Please swap "legal-notice-text" for "notice-body" everywhere in the material below, and give the lines again with nothing else changed.

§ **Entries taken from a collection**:
☆ ☆ ☆ ☆ ☆
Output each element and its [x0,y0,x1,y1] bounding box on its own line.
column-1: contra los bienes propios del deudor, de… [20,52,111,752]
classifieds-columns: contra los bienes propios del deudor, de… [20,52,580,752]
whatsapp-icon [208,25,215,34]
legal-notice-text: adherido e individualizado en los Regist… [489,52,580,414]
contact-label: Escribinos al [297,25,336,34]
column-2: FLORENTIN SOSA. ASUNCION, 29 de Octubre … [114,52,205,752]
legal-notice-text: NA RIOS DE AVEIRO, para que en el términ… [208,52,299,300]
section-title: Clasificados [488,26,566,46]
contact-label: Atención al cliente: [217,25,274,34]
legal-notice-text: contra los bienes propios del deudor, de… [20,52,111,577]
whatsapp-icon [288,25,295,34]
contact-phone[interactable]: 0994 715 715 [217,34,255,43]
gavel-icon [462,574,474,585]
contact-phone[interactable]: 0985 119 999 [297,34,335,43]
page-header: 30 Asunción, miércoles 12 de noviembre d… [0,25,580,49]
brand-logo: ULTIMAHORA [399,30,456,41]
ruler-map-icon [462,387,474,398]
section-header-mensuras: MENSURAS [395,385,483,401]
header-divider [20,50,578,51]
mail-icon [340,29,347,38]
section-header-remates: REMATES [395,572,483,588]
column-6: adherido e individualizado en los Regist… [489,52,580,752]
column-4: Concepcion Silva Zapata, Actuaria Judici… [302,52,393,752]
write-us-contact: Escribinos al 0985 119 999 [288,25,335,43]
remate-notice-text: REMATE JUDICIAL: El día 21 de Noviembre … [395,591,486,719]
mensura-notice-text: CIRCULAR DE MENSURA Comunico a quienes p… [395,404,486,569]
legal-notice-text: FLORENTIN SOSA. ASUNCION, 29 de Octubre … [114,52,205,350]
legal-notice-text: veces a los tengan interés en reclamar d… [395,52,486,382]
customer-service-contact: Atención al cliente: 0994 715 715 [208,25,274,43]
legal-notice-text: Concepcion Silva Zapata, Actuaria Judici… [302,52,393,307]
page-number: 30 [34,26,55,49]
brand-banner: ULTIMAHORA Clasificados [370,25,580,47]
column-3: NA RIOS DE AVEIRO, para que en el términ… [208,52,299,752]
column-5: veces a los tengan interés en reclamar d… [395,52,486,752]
☆ ☆ ☆ ☆ ☆
§ **Problem solution**:
Output each element and its [x0,y0,x1,y1] bounding box on its own line.
column-1: contra los bienes propios del deudor, de… [20,52,111,752]
classifieds-columns: contra los bienes propios del deudor, de… [20,52,580,752]
whatsapp-icon [208,25,215,34]
notice-body: adherido e individualizado en los Regist… [489,52,580,414]
contact-label: Escribinos al [297,25,336,34]
column-2: FLORENTIN SOSA. ASUNCION, 29 de Octubre … [114,52,205,752]
notice-body: NA RIOS DE AVEIRO, para que en el términ… [208,52,299,300]
section-title: Clasificados [488,26,566,46]
contact-label: Atención al cliente: [217,25,274,34]
notice-body: contra los bienes propios del deudor, de… [20,52,111,577]
whatsapp-icon [288,25,295,34]
contact-phone[interactable]: 0994 715 715 [217,34,255,43]
gavel-icon [462,574,474,585]
contact-phone[interactable]: 0985 119 999 [297,34,335,43]
page-header: 30 Asunción, miércoles 12 de noviembre d… [0,25,580,49]
brand-logo: ULTIMAHORA [399,30,456,41]
ruler-map-icon [462,387,474,398]
section-header-mensuras: MENSURAS [395,385,483,401]
header-divider [20,50,578,51]
mail-icon [340,29,347,38]
section-header-remates: REMATES [395,572,483,588]
column-6: adherido e individualizado en los Regist… [489,52,580,752]
column-4: Concepcion Silva Zapata, Actuaria Judici… [302,52,393,752]
write-us-contact: Escribinos al 0985 119 999 [288,25,335,43]
remate-notice-text: REMATE JUDICIAL: El día 21 de Noviembre … [395,591,486,719]
mensura-notice-text: CIRCULAR DE MENSURA Comunico a quienes p… [395,404,486,569]
notice-body: FLORENTIN SOSA. ASUNCION, 29 de Octubre … [114,52,205,350]
notice-body: veces a los tengan interés en reclamar d… [395,52,486,382]
customer-service-contact: Atención al cliente: 0994 715 715 [208,25,274,43]
notice-body: Concepcion Silva Zapata, Actuaria Judici… [302,52,393,307]
page-number: 30 [34,26,55,49]
brand-banner: ULTIMAHORA Clasificados [370,25,580,47]
column-3: NA RIOS DE AVEIRO, para que en el términ… [208,52,299,752]
column-5: veces a los tengan interés en reclamar d… [395,52,486,752]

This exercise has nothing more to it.